INFORMATION GIVEN start
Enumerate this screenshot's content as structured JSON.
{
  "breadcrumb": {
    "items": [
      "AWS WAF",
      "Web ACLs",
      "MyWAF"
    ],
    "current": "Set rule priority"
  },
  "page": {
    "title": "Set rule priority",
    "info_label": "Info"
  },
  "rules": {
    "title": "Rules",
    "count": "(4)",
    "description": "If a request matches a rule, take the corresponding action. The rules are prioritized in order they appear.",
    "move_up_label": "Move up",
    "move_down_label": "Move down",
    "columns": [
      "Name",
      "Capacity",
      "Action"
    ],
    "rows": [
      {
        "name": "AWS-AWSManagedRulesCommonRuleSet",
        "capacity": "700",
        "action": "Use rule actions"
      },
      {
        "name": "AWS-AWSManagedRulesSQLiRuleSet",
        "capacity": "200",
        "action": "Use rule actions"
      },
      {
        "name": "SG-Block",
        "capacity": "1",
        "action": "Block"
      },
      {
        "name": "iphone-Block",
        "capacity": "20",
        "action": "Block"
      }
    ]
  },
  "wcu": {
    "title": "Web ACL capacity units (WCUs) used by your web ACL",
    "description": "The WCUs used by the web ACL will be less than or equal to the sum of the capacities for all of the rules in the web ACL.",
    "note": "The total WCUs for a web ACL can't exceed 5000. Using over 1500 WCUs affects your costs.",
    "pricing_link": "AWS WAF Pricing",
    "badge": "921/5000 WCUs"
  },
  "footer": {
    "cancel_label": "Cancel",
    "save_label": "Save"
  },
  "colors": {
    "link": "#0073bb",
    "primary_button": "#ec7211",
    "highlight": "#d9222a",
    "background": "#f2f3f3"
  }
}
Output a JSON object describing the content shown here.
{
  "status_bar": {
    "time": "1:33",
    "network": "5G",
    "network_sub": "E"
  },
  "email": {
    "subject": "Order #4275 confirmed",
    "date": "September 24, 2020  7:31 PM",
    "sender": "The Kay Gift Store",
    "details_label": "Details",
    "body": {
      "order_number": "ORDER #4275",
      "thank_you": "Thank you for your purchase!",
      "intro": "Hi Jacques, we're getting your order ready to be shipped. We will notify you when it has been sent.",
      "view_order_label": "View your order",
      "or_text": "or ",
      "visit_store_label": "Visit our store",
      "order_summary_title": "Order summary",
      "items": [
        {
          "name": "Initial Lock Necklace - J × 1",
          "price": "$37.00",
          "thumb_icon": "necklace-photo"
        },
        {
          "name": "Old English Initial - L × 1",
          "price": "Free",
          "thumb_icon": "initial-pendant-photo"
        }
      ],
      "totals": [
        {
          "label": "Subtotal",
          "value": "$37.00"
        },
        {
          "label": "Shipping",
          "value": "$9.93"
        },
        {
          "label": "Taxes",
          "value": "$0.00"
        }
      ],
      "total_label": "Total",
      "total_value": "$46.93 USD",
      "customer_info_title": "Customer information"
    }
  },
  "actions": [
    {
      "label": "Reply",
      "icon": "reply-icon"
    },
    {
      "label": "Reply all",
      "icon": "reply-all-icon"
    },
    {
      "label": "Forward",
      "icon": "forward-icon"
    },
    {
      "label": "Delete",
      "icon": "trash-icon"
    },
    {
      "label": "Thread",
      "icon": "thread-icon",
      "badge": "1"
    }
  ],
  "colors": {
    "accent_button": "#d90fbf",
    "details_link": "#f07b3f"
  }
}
INFORMATION GIVEN end
WHAT TO WORK ON: Please retype, exactly as written, every line from the line containing "Output a JSON" through the last line of the records above, including both of those lines, and nothing else.

ANSWER:
Output a JSON object describing the content shown here.
{
  "status_bar": {
    "time": "1:33",
    "network": "5G",
    "network_sub": "E"
  },
  "email": {
    "subject": "Order #4275 confirmed",
    "date": "September 24, 2020  7:31 PM",
    "sender": "The Kay Gift Store",
    "details_label": "Details",
    "body": {
      "order_number": "ORDER #4275",
      "thank_you": "Thank you for your purchase!",
      "intro": "Hi Jacques, we're getting your order ready to be shipped. We will notify you when it has been sent.",
      "view_order_label": "View your order",
      "or_text": "or ",
      "visit_store_label": "Visit our store",
      "order_summary_title": "Order summary",
      "items": [
        {
          "name": "Initial Lock Necklace - J × 1",
          "price": "$37.00",
          "thumb_icon": "necklace-photo"
        },
        {
          "name": "Old English Initial - L × 1",
          "price": "Free",
          "thumb_icon": "initial-pendant-photo"
        }
      ],
      "totals": [
        {
          "label": "Subtotal",
          "value": "$37.00"
        },
        {
          "label": "Shipping",
          "value": "$9.93"
        },
        {
          "label": "Taxes",
          "value": "$0.00"
        }
      ],
      "total_label": "Total",
      "total_value": "$46.93 USD",
      "customer_info_title": "Customer information"
    }
  },
  "actions": [
    {
      "label": "Reply",
      "icon": "reply-icon"
    },
    {
      "label": "Reply all",
      "icon": "reply-all-icon"
    },
    {
      "label": "Forward",
      "icon": "forward-icon"
    },
    {
      "label": "Delete",
      "icon": "trash-icon"
    },
    {
      "label": "Thread",
      "icon": "thread-icon",
      "badge": "1"
    }
  ],
  "colors": {
    "accent_button": "#d90fbf",
    "details_link": "#f07b3f"
  }
}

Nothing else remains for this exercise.